* GIVEN DATA
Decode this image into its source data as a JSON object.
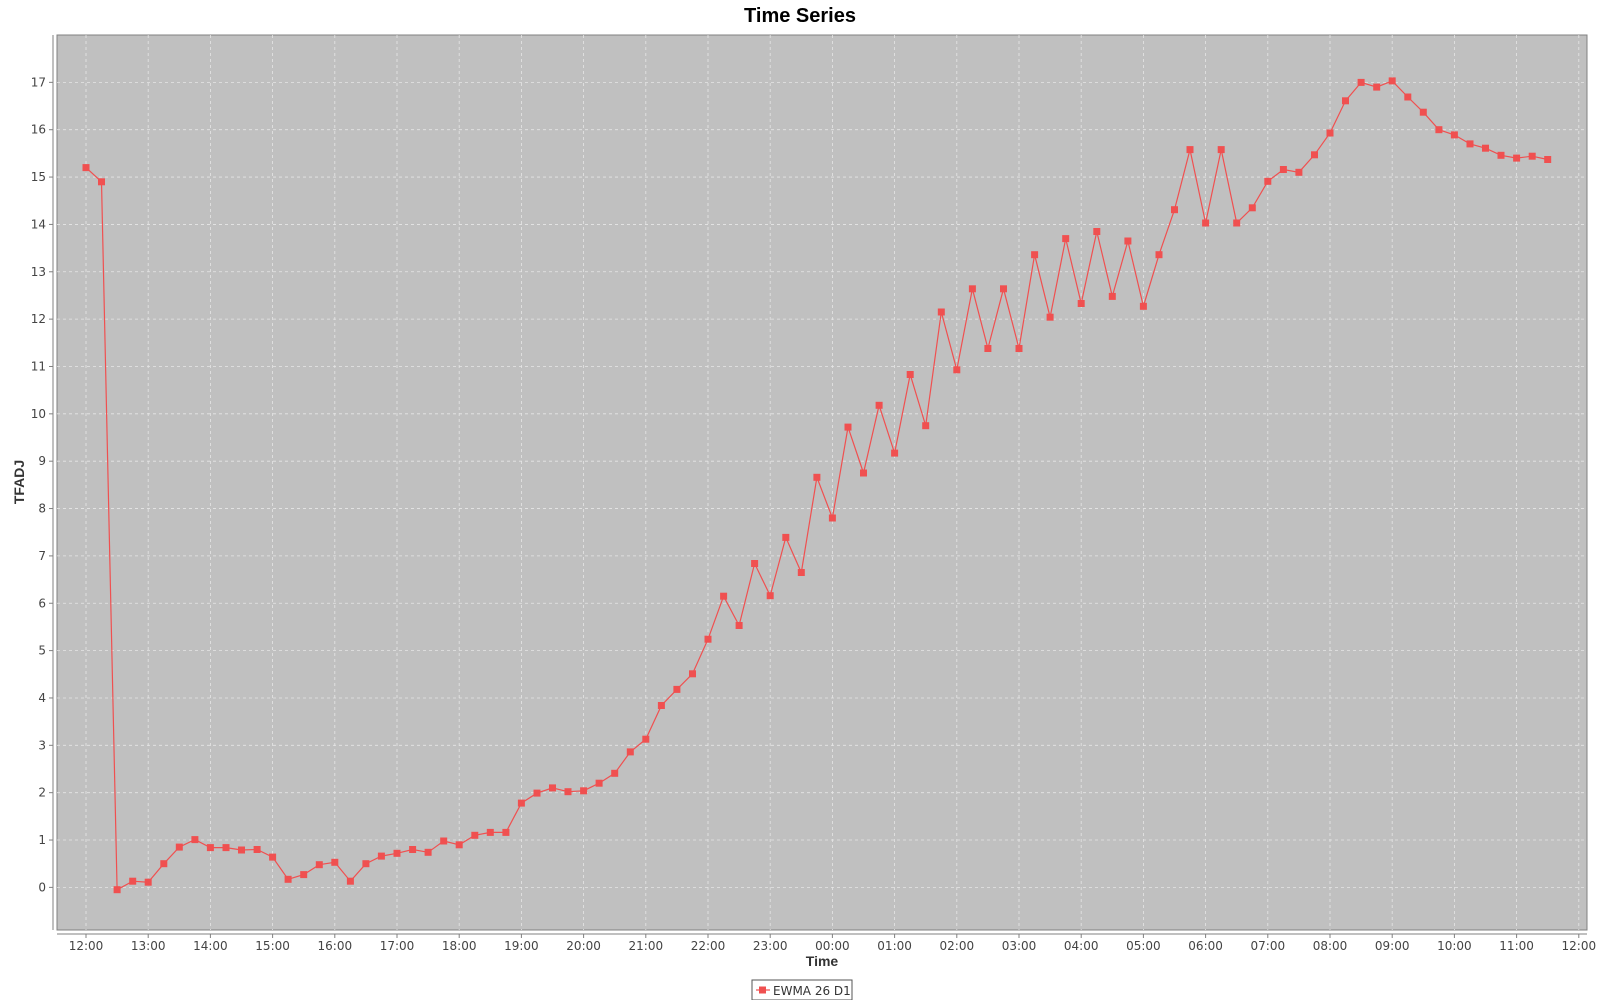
{
  "chart_data": {
    "type": "line",
    "title": "Time Series",
    "xlabel": "Time",
    "ylabel": "TFADJ",
    "ylim": [
      -0.9,
      18
    ],
    "x_tick_labels": [
      "12:00",
      "13:00",
      "14:00",
      "15:00",
      "16:00",
      "17:00",
      "18:00",
      "19:00",
      "20:00",
      "21:00",
      "22:00",
      "23:00",
      "00:00",
      "01:00",
      "02:00",
      "03:00",
      "04:00",
      "05:00",
      "06:00",
      "07:00",
      "08:00",
      "09:00",
      "10:00",
      "11:00",
      "12:00"
    ],
    "y_ticks": [
      0,
      1,
      2,
      3,
      4,
      5,
      6,
      7,
      8,
      9,
      10,
      11,
      12,
      13,
      14,
      15,
      16,
      17
    ],
    "x_step_minutes": 15,
    "grid": true,
    "legend_position": "bottom-center",
    "colors": {
      "plot_background": "#c0c0c0",
      "series": "#f05050",
      "grid": "#e6e6e6"
    },
    "series": [
      {
        "name": "EWMA 26 D1",
        "values": [
          15.2,
          14.9,
          -0.05,
          0.13,
          0.11,
          0.5,
          0.85,
          1.01,
          0.84,
          0.84,
          0.79,
          0.8,
          0.64,
          0.17,
          0.27,
          0.48,
          0.53,
          0.13,
          0.5,
          0.66,
          0.72,
          0.8,
          0.74,
          0.98,
          0.9,
          1.1,
          1.16,
          1.16,
          1.78,
          1.99,
          2.1,
          2.02,
          2.04,
          2.2,
          2.41,
          2.86,
          3.13,
          3.84,
          4.18,
          4.51,
          5.24,
          6.15,
          5.53,
          6.84,
          6.16,
          7.39,
          6.65,
          8.66,
          7.8,
          9.72,
          8.75,
          10.18,
          9.17,
          10.83,
          9.75,
          12.15,
          10.93,
          12.64,
          11.38,
          12.64,
          11.38,
          13.36,
          12.04,
          13.7,
          12.33,
          13.85,
          12.48,
          13.65,
          12.27,
          13.36,
          14.31,
          15.58,
          14.03,
          15.58,
          14.03,
          14.35,
          14.91,
          15.16,
          15.1,
          15.47,
          15.93,
          16.61,
          17.0,
          16.9,
          17.03,
          16.69,
          16.37,
          16.0,
          15.89,
          15.7,
          15.61,
          15.46,
          15.4,
          15.44,
          15.37
        ]
      }
    ]
  }
}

* INSTRUCTION
Quote in full the listing given above; the images are to be left out.

* EXERCISE RESULT
Decode this image into its source data as a JSON object.
{
  "chart_data": {
    "type": "line",
    "title": "Time Series",
    "xlabel": "Time",
    "ylabel": "TFADJ",
    "ylim": [
      -0.9,
      18
    ],
    "x_tick_labels": [
      "12:00",
      "13:00",
      "14:00",
      "15:00",
      "16:00",
      "17:00",
      "18:00",
      "19:00",
      "20:00",
      "21:00",
      "22:00",
      "23:00",
      "00:00",
      "01:00",
      "02:00",
      "03:00",
      "04:00",
      "05:00",
      "06:00",
      "07:00",
      "08:00",
      "09:00",
      "10:00",
      "11:00",
      "12:00"
    ],
    "y_ticks": [
      0,
      1,
      2,
      3,
      4,
      5,
      6,
      7,
      8,
      9,
      10,
      11,
      12,
      13,
      14,
      15,
      16,
      17
    ],
    "x_step_minutes": 15,
    "grid": true,
    "legend_position": "bottom-center",
    "colors": {
      "plot_background": "#c0c0c0",
      "series": "#f05050",
      "grid": "#e6e6e6"
    },
    "series": [
      {
        "name": "EWMA 26 D1",
        "values": [
          15.2,
          14.9,
          -0.05,
          0.13,
          0.11,
          0.5,
          0.85,
          1.01,
          0.84,
          0.84,
          0.79,
          0.8,
          0.64,
          0.17,
          0.27,
          0.48,
          0.53,
          0.13,
          0.5,
          0.66,
          0.72,
          0.8,
          0.74,
          0.98,
          0.9,
          1.1,
          1.16,
          1.16,
          1.78,
          1.99,
          2.1,
          2.02,
          2.04,
          2.2,
          2.41,
          2.86,
          3.13,
          3.84,
          4.18,
          4.51,
          5.24,
          6.15,
          5.53,
          6.84,
          6.16,
          7.39,
          6.65,
          8.66,
          7.8,
          9.72,
          8.75,
          10.18,
          9.17,
          10.83,
          9.75,
          12.15,
          10.93,
          12.64,
          11.38,
          12.64,
          11.38,
          13.36,
          12.04,
          13.7,
          12.33,
          13.85,
          12.48,
          13.65,
          12.27,
          13.36,
          14.31,
          15.58,
          14.03,
          15.58,
          14.03,
          14.35,
          14.91,
          15.16,
          15.1,
          15.47,
          15.93,
          16.61,
          17.0,
          16.9,
          17.03,
          16.69,
          16.37,
          16.0,
          15.89,
          15.7,
          15.61,
          15.46,
          15.4,
          15.44,
          15.37
        ]
      }
    ]
  }
}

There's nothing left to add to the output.